» TASK GOAL: Repeat, exactly and completely, the material that follows. Omit the pictures.

» DATA TO PROCESS:
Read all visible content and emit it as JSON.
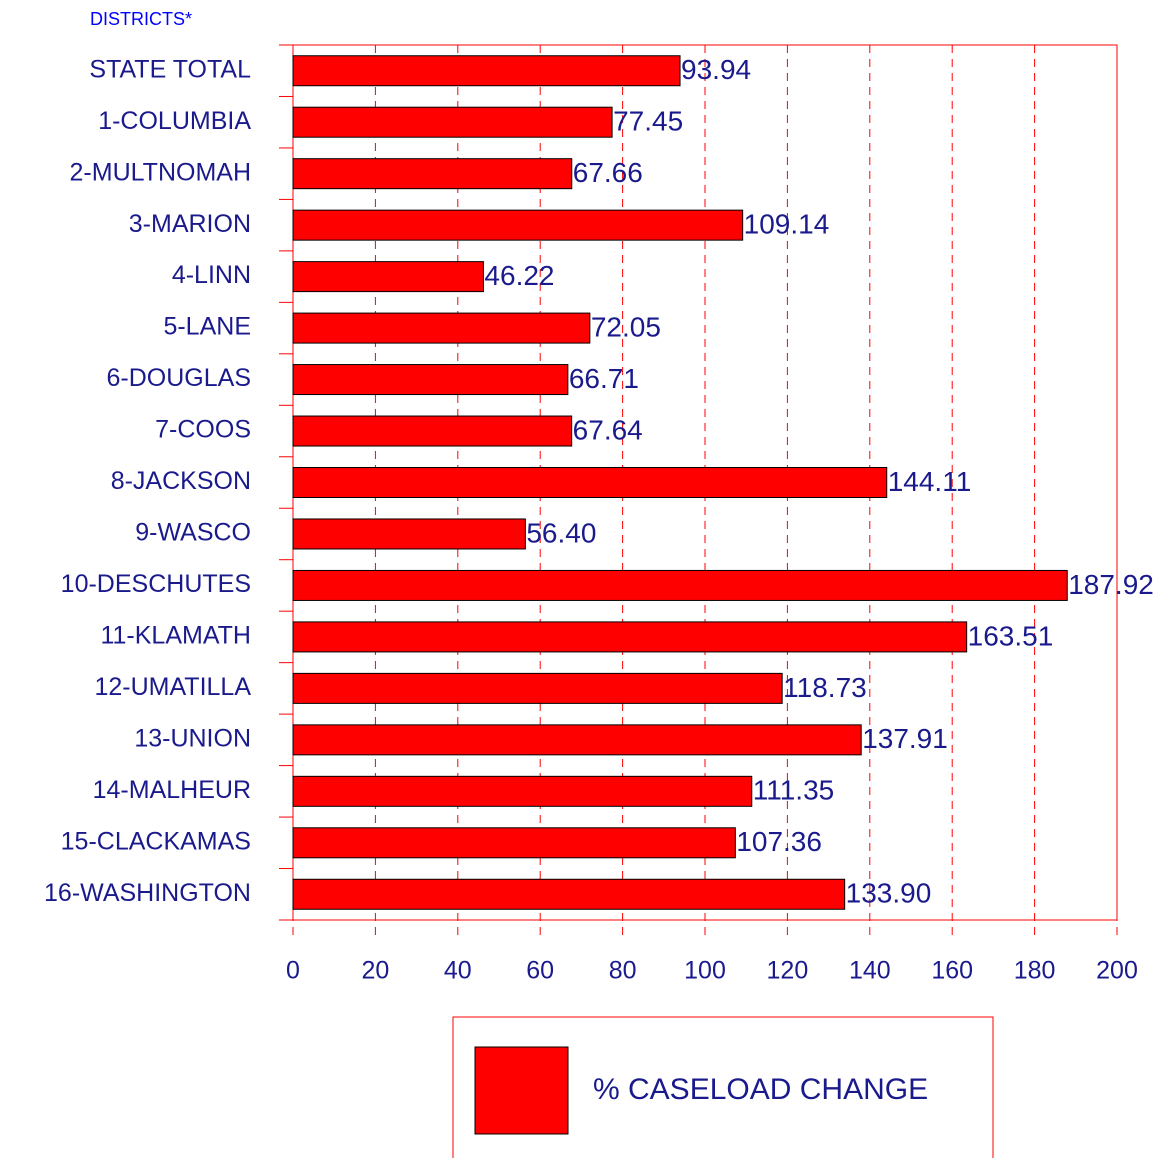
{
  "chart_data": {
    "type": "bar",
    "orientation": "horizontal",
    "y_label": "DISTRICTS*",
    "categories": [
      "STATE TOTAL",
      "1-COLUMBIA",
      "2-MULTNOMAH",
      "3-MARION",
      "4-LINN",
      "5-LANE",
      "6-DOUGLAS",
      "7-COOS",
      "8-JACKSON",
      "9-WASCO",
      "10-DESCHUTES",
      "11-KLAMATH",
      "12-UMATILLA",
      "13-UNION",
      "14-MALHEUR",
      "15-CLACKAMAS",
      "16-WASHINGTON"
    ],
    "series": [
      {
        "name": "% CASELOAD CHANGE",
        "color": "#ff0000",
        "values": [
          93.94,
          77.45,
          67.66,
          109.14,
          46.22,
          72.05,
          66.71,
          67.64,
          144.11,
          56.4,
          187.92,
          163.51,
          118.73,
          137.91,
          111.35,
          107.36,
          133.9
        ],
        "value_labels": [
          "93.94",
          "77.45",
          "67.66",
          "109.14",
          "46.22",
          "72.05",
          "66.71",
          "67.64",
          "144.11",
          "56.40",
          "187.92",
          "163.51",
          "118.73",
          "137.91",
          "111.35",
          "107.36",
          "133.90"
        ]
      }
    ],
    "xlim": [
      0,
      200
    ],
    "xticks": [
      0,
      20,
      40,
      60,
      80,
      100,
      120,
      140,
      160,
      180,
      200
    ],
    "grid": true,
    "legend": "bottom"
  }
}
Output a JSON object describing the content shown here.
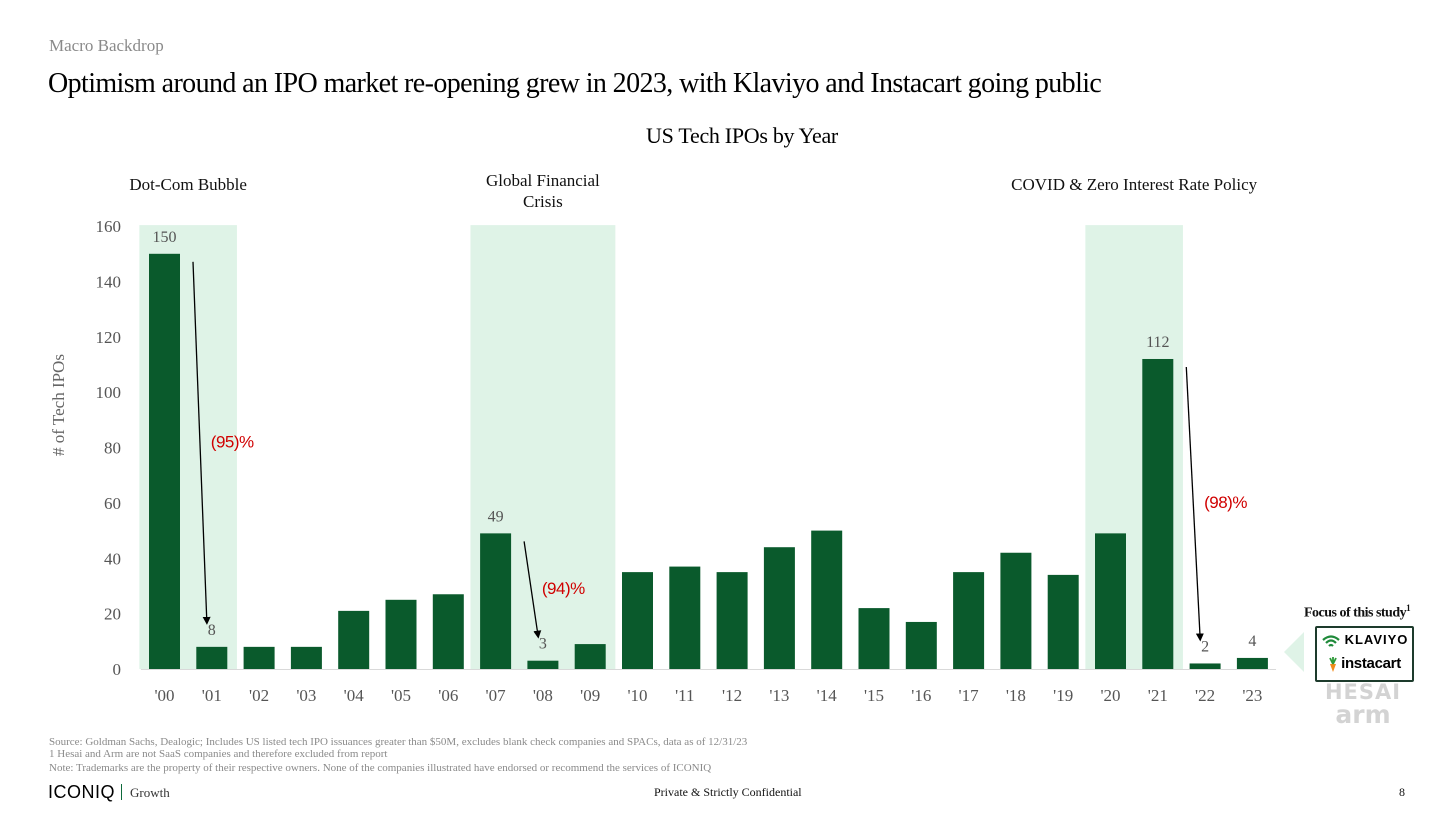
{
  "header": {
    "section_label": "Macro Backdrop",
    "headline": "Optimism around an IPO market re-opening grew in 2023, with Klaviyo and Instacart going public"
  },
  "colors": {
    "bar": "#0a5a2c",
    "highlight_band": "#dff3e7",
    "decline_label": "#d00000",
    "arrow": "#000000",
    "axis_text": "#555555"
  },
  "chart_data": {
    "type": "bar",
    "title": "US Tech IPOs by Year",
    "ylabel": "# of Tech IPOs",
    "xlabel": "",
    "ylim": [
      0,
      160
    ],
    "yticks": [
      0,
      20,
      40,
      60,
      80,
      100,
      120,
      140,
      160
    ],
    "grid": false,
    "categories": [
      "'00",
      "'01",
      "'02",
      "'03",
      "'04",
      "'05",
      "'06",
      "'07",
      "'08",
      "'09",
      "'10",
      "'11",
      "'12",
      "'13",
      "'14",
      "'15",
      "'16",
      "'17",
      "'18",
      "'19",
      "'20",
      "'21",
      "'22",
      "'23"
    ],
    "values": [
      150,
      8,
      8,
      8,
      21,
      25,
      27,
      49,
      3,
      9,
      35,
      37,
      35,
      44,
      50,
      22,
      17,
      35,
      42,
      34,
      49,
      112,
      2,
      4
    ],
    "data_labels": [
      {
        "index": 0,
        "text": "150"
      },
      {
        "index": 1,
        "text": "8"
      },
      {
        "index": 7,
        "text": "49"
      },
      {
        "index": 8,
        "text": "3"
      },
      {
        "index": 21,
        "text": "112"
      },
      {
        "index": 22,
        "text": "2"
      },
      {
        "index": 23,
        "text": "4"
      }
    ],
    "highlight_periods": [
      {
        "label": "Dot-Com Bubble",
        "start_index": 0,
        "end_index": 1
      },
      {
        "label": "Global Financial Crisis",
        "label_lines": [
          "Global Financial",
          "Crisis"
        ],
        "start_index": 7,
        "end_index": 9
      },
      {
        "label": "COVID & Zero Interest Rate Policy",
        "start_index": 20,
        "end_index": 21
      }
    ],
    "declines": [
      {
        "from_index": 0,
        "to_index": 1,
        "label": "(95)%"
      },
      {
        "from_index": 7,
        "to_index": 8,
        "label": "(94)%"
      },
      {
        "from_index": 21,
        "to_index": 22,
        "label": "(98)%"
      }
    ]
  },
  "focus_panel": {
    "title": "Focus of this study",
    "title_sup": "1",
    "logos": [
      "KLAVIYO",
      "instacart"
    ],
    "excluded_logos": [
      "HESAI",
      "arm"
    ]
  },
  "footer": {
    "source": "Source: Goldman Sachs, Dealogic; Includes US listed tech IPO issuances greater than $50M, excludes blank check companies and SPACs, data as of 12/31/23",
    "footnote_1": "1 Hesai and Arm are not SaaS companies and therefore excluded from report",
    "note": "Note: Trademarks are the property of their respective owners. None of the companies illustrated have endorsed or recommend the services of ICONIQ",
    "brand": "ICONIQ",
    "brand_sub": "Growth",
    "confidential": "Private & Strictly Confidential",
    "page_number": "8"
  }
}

» EXPECTED ANSWER:
Read all visible content and emit it as JSON.
{
  "chart_data": {
    "type": "bar",
    "orientation": "horizontal",
    "y_label": "DISTRICTS*",
    "categories": [
      "STATE TOTAL",
      "1-COLUMBIA",
      "2-MULTNOMAH",
      "3-MARION",
      "4-LINN",
      "5-LANE",
      "6-DOUGLAS",
      "7-COOS",
      "8-JACKSON",
      "9-WASCO",
      "10-DESCHUTES",
      "11-KLAMATH",
      "12-UMATILLA",
      "13-UNION",
      "14-MALHEUR",
      "15-CLACKAMAS",
      "16-WASHINGTON"
    ],
    "series": [
      {
        "name": "% CASELOAD CHANGE",
        "color": "#ff0000",
        "values": [
          93.94,
          77.45,
          67.66,
          109.14,
          46.22,
          72.05,
          66.71,
          67.64,
          144.11,
          56.4,
          187.92,
          163.51,
          118.73,
          137.91,
          111.35,
          107.36,
          133.9
        ],
        "value_labels": [
          "93.94",
          "77.45",
          "67.66",
          "109.14",
          "46.22",
          "72.05",
          "66.71",
          "67.64",
          "144.11",
          "56.40",
          "187.92",
          "163.51",
          "118.73",
          "137.91",
          "111.35",
          "107.36",
          "133.90"
        ]
      }
    ],
    "xlim": [
      0,
      200
    ],
    "xticks": [
      0,
      20,
      40,
      60,
      80,
      100,
      120,
      140,
      160,
      180,
      200
    ],
    "grid": true,
    "legend": "bottom"
  }
}
Output a JSON object describing the content shown here.
{
  "header": {
    "section_label": "Macro Backdrop",
    "headline": "Optimism around an IPO market re-opening grew in 2023, with Klaviyo and Instacart going public"
  },
  "colors": {
    "bar": "#0a5a2c",
    "highlight_band": "#dff3e7",
    "decline_label": "#d00000",
    "arrow": "#000000",
    "axis_text": "#555555"
  },
  "chart_data": {
    "type": "bar",
    "title": "US Tech IPOs by Year",
    "ylabel": "# of Tech IPOs",
    "xlabel": "",
    "ylim": [
      0,
      160
    ],
    "yticks": [
      0,
      20,
      40,
      60,
      80,
      100,
      120,
      140,
      160
    ],
    "grid": false,
    "categories": [
      "'00",
      "'01",
      "'02",
      "'03",
      "'04",
      "'05",
      "'06",
      "'07",
      "'08",
      "'09",
      "'10",
      "'11",
      "'12",
      "'13",
      "'14",
      "'15",
      "'16",
      "'17",
      "'18",
      "'19",
      "'20",
      "'21",
      "'22",
      "'23"
    ],
    "values": [
      150,
      8,
      8,
      8,
      21,
      25,
      27,
      49,
      3,
      9,
      35,
      37,
      35,
      44,
      50,
      22,
      17,
      35,
      42,
      34,
      49,
      112,
      2,
      4
    ],
    "data_labels": [
      {
        "index": 0,
        "text": "150"
      },
      {
        "index": 1,
        "text": "8"
      },
      {
        "index": 7,
        "text": "49"
      },
      {
        "index": 8,
        "text": "3"
      },
      {
        "index": 21,
        "text": "112"
      },
      {
        "index": 22,
        "text": "2"
      },
      {
        "index": 23,
        "text": "4"
      }
    ],
    "highlight_periods": [
      {
        "label": "Dot-Com Bubble",
        "start_index": 0,
        "end_index": 1
      },
      {
        "label": "Global Financial Crisis",
        "label_lines": [
          "Global Financial",
          "Crisis"
        ],
        "start_index": 7,
        "end_index": 9
      },
      {
        "label": "COVID & Zero Interest Rate Policy",
        "start_index": 20,
        "end_index": 21
      }
    ],
    "declines": [
      {
        "from_index": 0,
        "to_index": 1,
        "label": "(95)%"
      },
      {
        "from_index": 7,
        "to_index": 8,
        "label": "(94)%"
      },
      {
        "from_index": 21,
        "to_index": 22,
        "label": "(98)%"
      }
    ]
  },
  "focus_panel": {
    "title": "Focus of this study",
    "title_sup": "1",
    "logos": [
      "KLAVIYO",
      "instacart"
    ],
    "excluded_logos": [
      "HESAI",
      "arm"
    ]
  },
  "footer": {
    "source": "Source: Goldman Sachs, Dealogic; Includes US listed tech IPO issuances greater than $50M, excludes blank check companies and SPACs, data as of 12/31/23",
    "footnote_1": "1 Hesai and Arm are not SaaS companies and therefore excluded from report",
    "note": "Note: Trademarks are the property of their respective owners. None of the companies illustrated have endorsed or recommend the services of ICONIQ",
    "brand": "ICONIQ",
    "brand_sub": "Growth",
    "confidential": "Private & Strictly Confidential",
    "page_number": "8"
  }
}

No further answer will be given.